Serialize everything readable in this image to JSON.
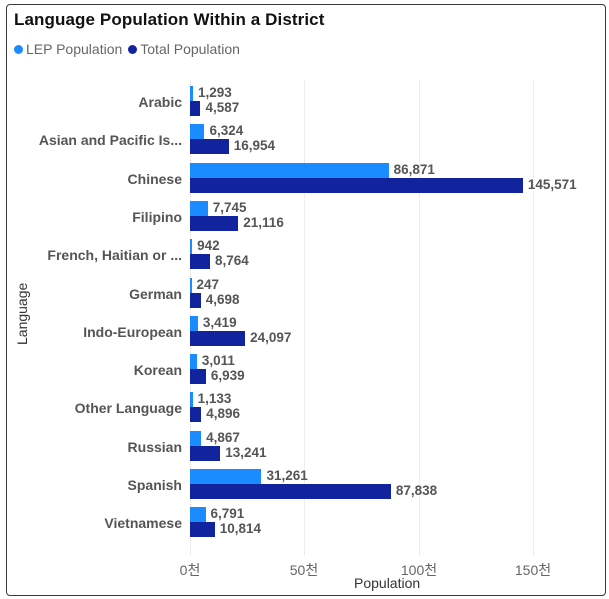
{
  "header": {
    "title": "Language Population Within a District"
  },
  "legend": {
    "items": [
      {
        "label": "LEP Population",
        "color": "#1a8cff"
      },
      {
        "label": "Total Population",
        "color": "#12239e"
      }
    ]
  },
  "axes": {
    "ylabel": "Language",
    "xlabel": "Population",
    "xticks": [
      "0천",
      "50천",
      "100천",
      "150천"
    ]
  },
  "chart_data": {
    "type": "bar",
    "orientation": "horizontal",
    "title": "Language Population Within a District",
    "xlabel": "Population",
    "ylabel": "Language",
    "xlim": [
      0,
      170000
    ],
    "xtick_values": [
      0,
      50000,
      100000,
      150000
    ],
    "xtick_labels": [
      "0천",
      "50천",
      "100천",
      "150천"
    ],
    "grid": true,
    "legend_position": "top-left",
    "categories": [
      "Arabic",
      "Asian and Pacific Is...",
      "Chinese",
      "Filipino",
      "French, Haitian or ...",
      "German",
      "Indo-European",
      "Korean",
      "Other Language",
      "Russian",
      "Spanish",
      "Vietnamese"
    ],
    "series": [
      {
        "name": "LEP Population",
        "color": "#1a8cff",
        "values": [
          1293,
          6324,
          86871,
          7745,
          942,
          247,
          3419,
          3011,
          1133,
          4867,
          31261,
          6791
        ],
        "labels": [
          "1,293",
          "6,324",
          "86,871",
          "7,745",
          "942",
          "247",
          "3,419",
          "3,011",
          "1,133",
          "4,867",
          "31,261",
          "6,791"
        ]
      },
      {
        "name": "Total Population",
        "color": "#12239e",
        "values": [
          4587,
          16954,
          145571,
          21116,
          8764,
          4698,
          24097,
          6939,
          4896,
          13241,
          87838,
          10814
        ],
        "labels": [
          "4,587",
          "16,954",
          "145,571",
          "21,116",
          "8,764",
          "4,698",
          "24,097",
          "6,939",
          "4,896",
          "13,241",
          "87,838",
          "10,814"
        ]
      }
    ]
  }
}
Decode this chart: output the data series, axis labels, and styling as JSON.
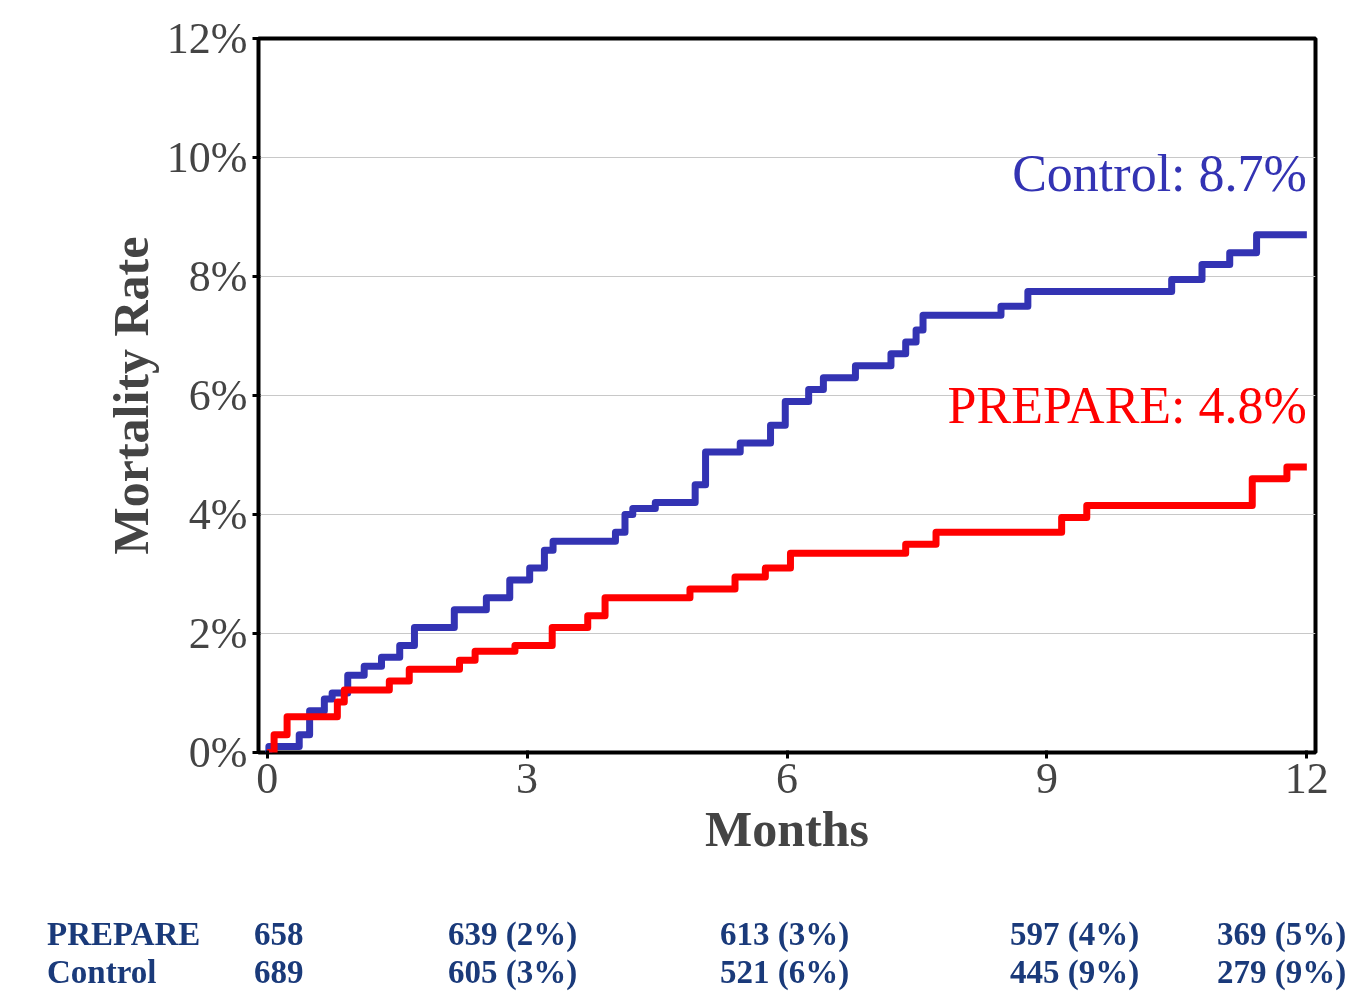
{
  "chart_data": {
    "type": "step",
    "xlabel": "Months",
    "ylabel": "Mortality Rate",
    "xlim": [
      -0.1,
      12.1
    ],
    "ylim": [
      0,
      12
    ],
    "xticks": [
      0,
      3,
      6,
      9,
      12
    ],
    "yticks": [
      {
        "value": 0,
        "label": "0%"
      },
      {
        "value": 2,
        "label": "2%"
      },
      {
        "value": 4,
        "label": "4%"
      },
      {
        "value": 6,
        "label": "6%"
      },
      {
        "value": 8,
        "label": "8%"
      },
      {
        "value": 10,
        "label": "10%"
      },
      {
        "value": 12,
        "label": "12%"
      }
    ],
    "grid": "y",
    "legend": false,
    "marker": "none",
    "line_style": "solid",
    "series": [
      {
        "name": "Control: 8.7%",
        "color": "#3333b3",
        "x": [
          0,
          0.02,
          0.37,
          0.49,
          0.66,
          0.75,
          0.93,
          1.12,
          1.32,
          1.53,
          1.7,
          2.16,
          2.53,
          2.8,
          3.03,
          3.2,
          3.3,
          4.02,
          4.13,
          4.22,
          4.48,
          4.94,
          5.06,
          5.46,
          5.81,
          5.98,
          6.25,
          6.42,
          6.79,
          7.2,
          7.37,
          7.49,
          7.57,
          8.47,
          8.78,
          10.44,
          10.79,
          11.11,
          11.42,
          12
        ],
        "values": [
          0,
          0.1,
          0.3,
          0.7,
          0.9,
          1.0,
          1.3,
          1.45,
          1.6,
          1.8,
          2.1,
          2.4,
          2.6,
          2.9,
          3.1,
          3.4,
          3.55,
          3.7,
          4.0,
          4.1,
          4.2,
          4.5,
          5.05,
          5.2,
          5.5,
          5.9,
          6.1,
          6.3,
          6.5,
          6.7,
          6.9,
          7.1,
          7.35,
          7.5,
          7.75,
          7.95,
          8.2,
          8.4,
          8.7,
          8.7
        ]
      },
      {
        "name": "PREPARE: 4.8%",
        "color": "#ff0000",
        "x": [
          0,
          0.08,
          0.23,
          0.81,
          0.89,
          1.41,
          1.64,
          2.22,
          2.4,
          2.86,
          3.29,
          3.7,
          3.9,
          4.88,
          5.4,
          5.75,
          6.04,
          7.37,
          7.72,
          9.17,
          9.46,
          11.37,
          11.77,
          12
        ],
        "values": [
          0,
          0.3,
          0.6,
          0.85,
          1.05,
          1.2,
          1.4,
          1.55,
          1.7,
          1.8,
          2.1,
          2.3,
          2.6,
          2.75,
          2.95,
          3.1,
          3.35,
          3.5,
          3.7,
          3.95,
          4.15,
          4.6,
          4.8,
          4.8
        ]
      }
    ],
    "annotations": [
      "PREPARE",
      "658",
      "639 (2%)",
      "613 (3%)",
      "597 (4%)",
      "369 (5%)",
      "Control",
      "689",
      "605 (3%)",
      "521 (6%)",
      "445 (9%)",
      "279 (9%)"
    ]
  }
}
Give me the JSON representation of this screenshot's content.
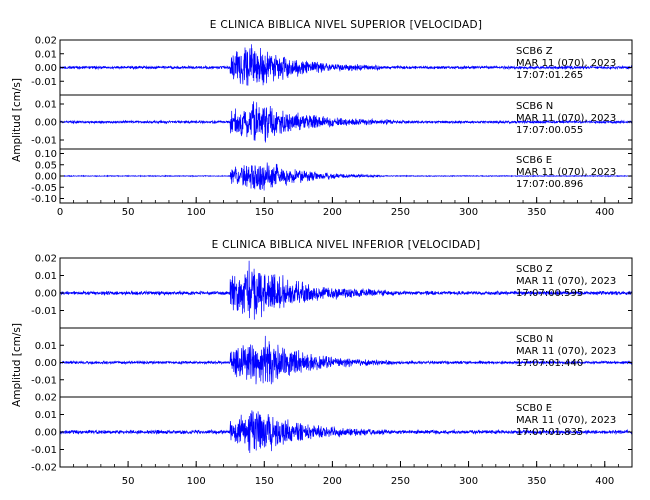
{
  "chart_data": [
    {
      "type": "line",
      "title": "E CLINICA BIBLICA NIVEL SUPERIOR [VELOCIDAD]",
      "xlabel": "",
      "ylabel": "Amplitud [cm/s]",
      "xlim": [
        0,
        420
      ],
      "xticks": [
        0,
        50,
        100,
        150,
        200,
        250,
        300,
        350,
        400
      ],
      "line_color": "#0000ff",
      "series": [
        {
          "name": "SCB6 Z",
          "station": "SCB6",
          "component": "Z",
          "date": "MAR 11 (070), 2023",
          "time": "17:07:01.265",
          "ylim": [
            -0.02,
            0.02
          ],
          "yticks": [
            "0.02",
            "0.01",
            "0.00",
            "-0.01"
          ],
          "noise_amplitude": 0.0012,
          "peak_amplitude": 0.02,
          "onset_s": 125,
          "peak_s": 140,
          "end_s": 235
        },
        {
          "name": "SCB6 N",
          "station": "SCB6",
          "component": "N",
          "date": "MAR 11 (070), 2023",
          "time": "17:07:00.055",
          "ylim": [
            -0.015,
            0.015
          ],
          "yticks": [
            "0.01",
            "0.00",
            "-0.01"
          ],
          "noise_amplitude": 0.0008,
          "peak_amplitude": 0.014,
          "onset_s": 125,
          "peak_s": 145,
          "end_s": 245
        },
        {
          "name": "SCB6 E",
          "station": "SCB6",
          "component": "E",
          "date": "MAR 11 (070), 2023",
          "time": "17:07:00.896",
          "ylim": [
            -0.12,
            0.12
          ],
          "yticks": [
            "0.10",
            "0.05",
            "0.00",
            "-0.05",
            "-0.10"
          ],
          "noise_amplitude": 0.002,
          "peak_amplitude": 0.085,
          "onset_s": 125,
          "peak_s": 150,
          "end_s": 235
        }
      ]
    },
    {
      "type": "line",
      "title": "E CLINICA BIBLICA NIVEL INFERIOR [VELOCIDAD]",
      "xlabel": "",
      "ylabel": "Amplitud [cm/s]",
      "xlim": [
        0,
        420
      ],
      "xticks": [
        50,
        100,
        150,
        200,
        250,
        300,
        350,
        400
      ],
      "line_color": "#0000ff",
      "series": [
        {
          "name": "SCB0 Z",
          "station": "SCB0",
          "component": "Z",
          "date": "MAR 11 (070), 2023",
          "time": "17:07:00.595",
          "ylim": [
            -0.02,
            0.02
          ],
          "yticks": [
            "0.02",
            "0.01",
            "0.00",
            "-0.01"
          ],
          "noise_amplitude": 0.0012,
          "peak_amplitude": 0.02,
          "onset_s": 125,
          "peak_s": 140,
          "end_s": 245
        },
        {
          "name": "SCB0 N",
          "station": "SCB0",
          "component": "N",
          "date": "MAR 11 (070), 2023",
          "time": "17:07:01.440",
          "ylim": [
            -0.02,
            0.02
          ],
          "yticks": [
            "0.01",
            "0.00",
            "-0.01"
          ],
          "noise_amplitude": 0.0009,
          "peak_amplitude": 0.016,
          "onset_s": 125,
          "peak_s": 150,
          "end_s": 245
        },
        {
          "name": "SCB0 E",
          "station": "SCB0",
          "component": "E",
          "date": "MAR 11 (070), 2023",
          "time": "17:07:01.835",
          "ylim": [
            -0.02,
            0.02
          ],
          "yticks": [
            "0.02",
            "0.01",
            "0.00",
            "-0.01",
            "-0.02"
          ],
          "noise_amplitude": 0.0012,
          "peak_amplitude": 0.016,
          "onset_s": 125,
          "peak_s": 145,
          "end_s": 240
        }
      ]
    }
  ]
}
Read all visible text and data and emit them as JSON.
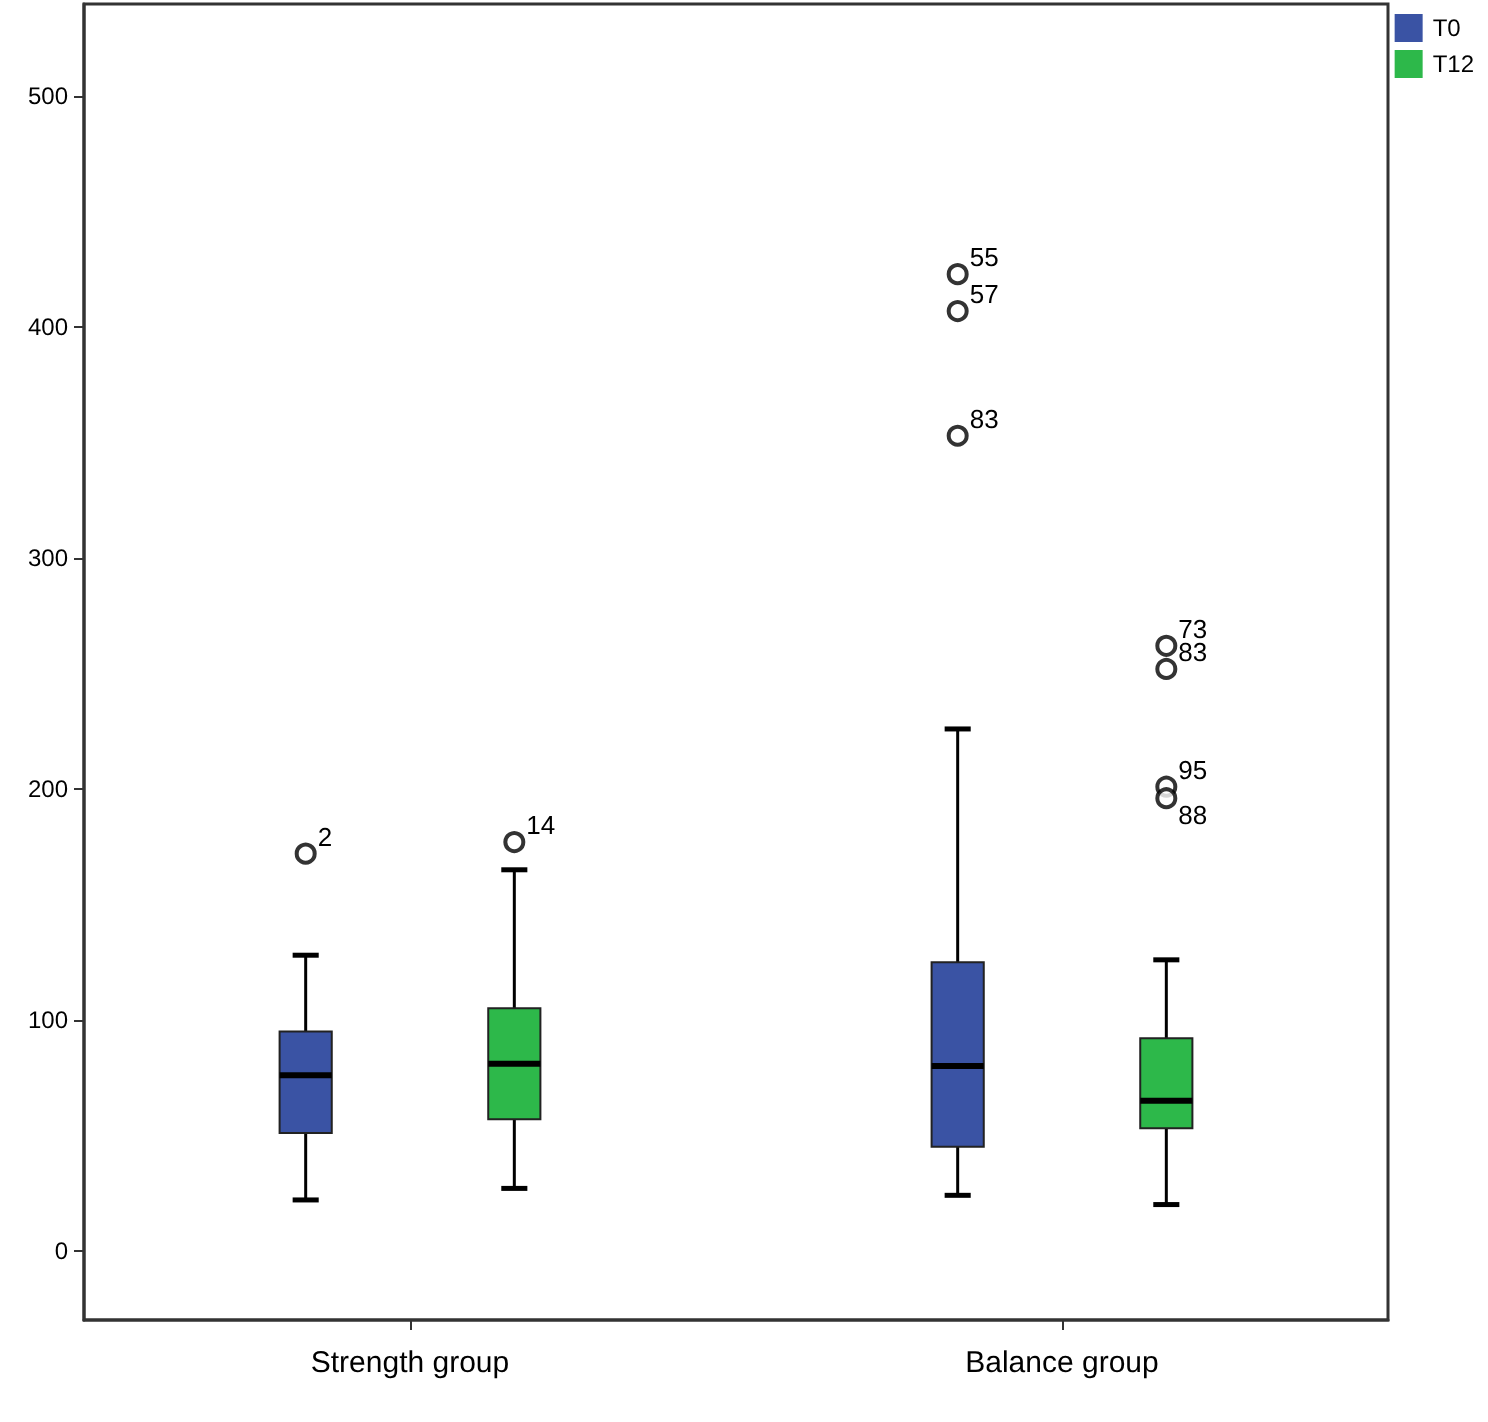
{
  "chart_data": {
    "type": "box",
    "categories": [
      "Strength group",
      "Balance group"
    ],
    "series": [
      {
        "name": "T0",
        "color": "#3a53a4",
        "boxes": [
          {
            "low": 22,
            "q1": 51,
            "median": 76,
            "q3": 95,
            "high": 128,
            "outliers": [
              172
            ]
          },
          {
            "low": 24,
            "q1": 45,
            "median": 80,
            "q3": 125,
            "high": 226,
            "outliers": [
              423,
              407,
              353
            ]
          }
        ]
      },
      {
        "name": "T12",
        "color": "#2db84a",
        "boxes": [
          {
            "low": 27,
            "q1": 57,
            "median": 81,
            "q3": 105,
            "high": 165,
            "outliers": [
              177
            ]
          },
          {
            "low": 20,
            "q1": 53,
            "median": 65,
            "q3": 92,
            "high": 126,
            "outliers": [
              262,
              252,
              201,
              196
            ]
          }
        ]
      }
    ],
    "annotations": [
      "2",
      "14",
      "55",
      "57",
      "83",
      "73",
      "83",
      "95",
      "88"
    ],
    "ylim": [
      -30,
      540
    ],
    "yticks": [
      0,
      100,
      200,
      300,
      400,
      500
    ],
    "legend": "top right"
  }
}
===
» REQUIRED TASK: Count how many lines of the material hold the string "Population". Give the number and nothing more.

» TASK RESULT: 8